new york loses frank mccourt: beloved teacher, acclaimed author and lifelong education advocate frank mccourt died july 19. although most were familiar with his pulitzer prize-winning memoir angela's ashes, this newspaper also came to know mccourt as the emcee of the annual blackboard awards events, where he dazzled audiences with tales of his days in the classroom. mccourt, perhaps more than anyone, could articulate the idiosyncrasies of education with humor and warmth, and of course that lilting irish brogue.
state senate dems take control, lose control: when state senate democrats were sworn in this january as the new ruling majority, they boasted of a new progressive era: pro-tenant laws, same-sex marriage, gun control and government reform. but the democrats, with a slim two-seat majority, could not get their house in order. infighting made passing bills difficult. the conference split on big issues, such as crafting a bailout package for the metropolitan transportation authority last may. the anemic reform measures that did pass were touted as progress because of the bureaucratic morass that is albany.

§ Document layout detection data
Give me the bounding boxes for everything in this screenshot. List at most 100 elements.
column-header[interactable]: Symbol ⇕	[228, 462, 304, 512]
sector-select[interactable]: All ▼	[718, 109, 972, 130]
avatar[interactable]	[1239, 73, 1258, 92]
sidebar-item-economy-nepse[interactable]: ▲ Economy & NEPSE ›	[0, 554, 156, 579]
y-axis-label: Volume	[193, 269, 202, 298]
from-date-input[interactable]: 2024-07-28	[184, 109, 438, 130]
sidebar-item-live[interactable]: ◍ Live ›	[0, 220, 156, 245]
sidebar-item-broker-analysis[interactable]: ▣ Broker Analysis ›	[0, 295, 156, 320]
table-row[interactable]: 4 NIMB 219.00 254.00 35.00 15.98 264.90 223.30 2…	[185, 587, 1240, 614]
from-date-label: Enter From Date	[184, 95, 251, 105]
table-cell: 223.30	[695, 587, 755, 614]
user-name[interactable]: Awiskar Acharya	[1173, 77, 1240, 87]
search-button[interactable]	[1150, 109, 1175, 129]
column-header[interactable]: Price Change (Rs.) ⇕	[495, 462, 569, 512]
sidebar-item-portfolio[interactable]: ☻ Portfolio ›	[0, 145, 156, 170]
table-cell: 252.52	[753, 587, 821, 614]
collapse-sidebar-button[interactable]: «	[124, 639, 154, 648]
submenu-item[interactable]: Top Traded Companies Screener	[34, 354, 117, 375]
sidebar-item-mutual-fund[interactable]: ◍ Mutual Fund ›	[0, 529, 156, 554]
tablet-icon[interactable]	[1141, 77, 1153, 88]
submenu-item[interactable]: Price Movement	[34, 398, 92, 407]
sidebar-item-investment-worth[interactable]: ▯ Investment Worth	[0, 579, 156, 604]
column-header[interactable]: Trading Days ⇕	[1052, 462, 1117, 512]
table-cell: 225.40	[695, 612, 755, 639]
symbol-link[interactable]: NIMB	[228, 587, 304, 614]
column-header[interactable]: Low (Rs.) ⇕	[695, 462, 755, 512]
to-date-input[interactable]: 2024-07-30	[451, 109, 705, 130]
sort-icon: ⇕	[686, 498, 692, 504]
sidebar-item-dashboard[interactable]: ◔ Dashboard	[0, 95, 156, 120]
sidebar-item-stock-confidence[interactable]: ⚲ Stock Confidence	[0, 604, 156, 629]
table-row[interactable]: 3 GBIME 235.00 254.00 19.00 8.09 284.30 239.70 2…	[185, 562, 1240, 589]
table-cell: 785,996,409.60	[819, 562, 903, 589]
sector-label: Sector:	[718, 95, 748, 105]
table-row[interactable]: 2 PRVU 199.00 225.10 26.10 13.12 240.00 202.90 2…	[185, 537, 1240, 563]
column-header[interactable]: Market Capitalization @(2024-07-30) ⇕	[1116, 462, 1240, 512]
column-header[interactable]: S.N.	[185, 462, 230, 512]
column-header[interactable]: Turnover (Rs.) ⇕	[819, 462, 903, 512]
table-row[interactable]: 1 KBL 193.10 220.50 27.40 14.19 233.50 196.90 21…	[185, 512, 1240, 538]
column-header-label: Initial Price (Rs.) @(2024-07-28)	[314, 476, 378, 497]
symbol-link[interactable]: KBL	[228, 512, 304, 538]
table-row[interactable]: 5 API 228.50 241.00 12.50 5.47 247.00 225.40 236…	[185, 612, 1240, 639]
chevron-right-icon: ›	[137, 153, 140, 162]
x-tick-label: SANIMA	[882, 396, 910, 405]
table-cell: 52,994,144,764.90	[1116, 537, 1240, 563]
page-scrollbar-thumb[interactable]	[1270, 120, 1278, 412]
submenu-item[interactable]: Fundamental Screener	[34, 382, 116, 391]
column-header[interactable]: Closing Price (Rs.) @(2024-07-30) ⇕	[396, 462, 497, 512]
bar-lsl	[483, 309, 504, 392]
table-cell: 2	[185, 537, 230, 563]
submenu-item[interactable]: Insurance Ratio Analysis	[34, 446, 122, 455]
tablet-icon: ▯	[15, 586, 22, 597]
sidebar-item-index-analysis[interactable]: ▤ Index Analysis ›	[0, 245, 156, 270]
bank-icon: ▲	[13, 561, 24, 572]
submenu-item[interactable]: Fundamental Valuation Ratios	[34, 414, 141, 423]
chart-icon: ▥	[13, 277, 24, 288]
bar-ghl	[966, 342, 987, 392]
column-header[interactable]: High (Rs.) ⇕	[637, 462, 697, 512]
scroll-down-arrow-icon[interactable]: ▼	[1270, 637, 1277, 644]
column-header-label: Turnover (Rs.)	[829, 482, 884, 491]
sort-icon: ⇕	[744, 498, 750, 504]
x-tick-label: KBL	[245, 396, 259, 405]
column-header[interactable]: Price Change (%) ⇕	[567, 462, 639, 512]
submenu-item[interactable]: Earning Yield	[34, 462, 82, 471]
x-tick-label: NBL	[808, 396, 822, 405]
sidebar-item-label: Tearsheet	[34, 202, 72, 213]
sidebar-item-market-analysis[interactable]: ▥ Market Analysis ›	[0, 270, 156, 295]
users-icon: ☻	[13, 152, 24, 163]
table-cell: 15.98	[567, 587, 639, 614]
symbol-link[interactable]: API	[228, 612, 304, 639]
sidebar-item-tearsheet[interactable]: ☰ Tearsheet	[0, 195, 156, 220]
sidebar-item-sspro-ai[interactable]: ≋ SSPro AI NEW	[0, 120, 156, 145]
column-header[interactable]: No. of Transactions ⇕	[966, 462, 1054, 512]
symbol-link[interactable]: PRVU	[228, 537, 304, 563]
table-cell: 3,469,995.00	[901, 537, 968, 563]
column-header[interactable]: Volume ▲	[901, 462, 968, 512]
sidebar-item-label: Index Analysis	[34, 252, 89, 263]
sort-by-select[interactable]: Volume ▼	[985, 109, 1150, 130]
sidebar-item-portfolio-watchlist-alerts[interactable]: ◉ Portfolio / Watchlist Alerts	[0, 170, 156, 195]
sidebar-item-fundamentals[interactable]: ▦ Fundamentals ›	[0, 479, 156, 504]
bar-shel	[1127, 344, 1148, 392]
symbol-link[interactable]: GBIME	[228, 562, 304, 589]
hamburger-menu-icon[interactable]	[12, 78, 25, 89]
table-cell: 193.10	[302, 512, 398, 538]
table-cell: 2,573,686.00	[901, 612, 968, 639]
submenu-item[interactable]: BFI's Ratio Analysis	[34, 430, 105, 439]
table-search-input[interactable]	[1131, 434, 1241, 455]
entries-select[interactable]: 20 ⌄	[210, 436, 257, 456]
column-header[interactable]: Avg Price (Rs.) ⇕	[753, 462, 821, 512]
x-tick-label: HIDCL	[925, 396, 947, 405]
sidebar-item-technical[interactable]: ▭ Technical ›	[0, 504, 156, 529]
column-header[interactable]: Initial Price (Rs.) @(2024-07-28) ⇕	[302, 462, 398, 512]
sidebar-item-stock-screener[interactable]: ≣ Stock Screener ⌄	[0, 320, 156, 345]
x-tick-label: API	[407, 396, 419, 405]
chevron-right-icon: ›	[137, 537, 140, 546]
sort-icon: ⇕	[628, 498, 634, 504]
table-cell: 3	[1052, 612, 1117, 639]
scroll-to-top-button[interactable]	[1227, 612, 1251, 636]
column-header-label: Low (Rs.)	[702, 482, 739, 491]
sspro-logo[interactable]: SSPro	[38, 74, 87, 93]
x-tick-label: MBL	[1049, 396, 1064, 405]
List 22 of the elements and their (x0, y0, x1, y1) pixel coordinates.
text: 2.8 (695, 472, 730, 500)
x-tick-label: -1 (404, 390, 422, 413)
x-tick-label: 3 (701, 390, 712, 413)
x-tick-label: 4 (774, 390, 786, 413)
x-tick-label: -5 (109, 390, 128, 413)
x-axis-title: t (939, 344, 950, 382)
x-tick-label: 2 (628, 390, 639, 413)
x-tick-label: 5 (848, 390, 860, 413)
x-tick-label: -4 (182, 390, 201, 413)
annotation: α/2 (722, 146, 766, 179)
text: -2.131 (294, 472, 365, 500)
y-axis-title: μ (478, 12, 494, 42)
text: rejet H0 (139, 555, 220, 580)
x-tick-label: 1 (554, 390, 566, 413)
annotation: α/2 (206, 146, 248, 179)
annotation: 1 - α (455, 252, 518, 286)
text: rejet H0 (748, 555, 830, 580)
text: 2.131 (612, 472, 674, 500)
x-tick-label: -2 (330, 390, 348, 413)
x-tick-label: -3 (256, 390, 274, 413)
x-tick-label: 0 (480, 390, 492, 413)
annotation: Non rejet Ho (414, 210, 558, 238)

§ Activity list
a – Using the news items above, say whether each statement agrees with the text. Give yes or no, and quote the deciding words. (i) Frank McCourt died on July 19. (ii) The state senate Democrats held a three-seat majority. (iii) McCourt served as emcee of the annual Blackboard Awards events.
b – According to the news items, what prize did McCourt's memoir win?

§ Answers for the tasks
a –
(i) Yes: "frank mccourt died july 19"
(ii) No: "with a slim two-seat majority"
(iii) Yes: "the emcee of the annual blackboard awards events"

b – The Pulitzer Prize.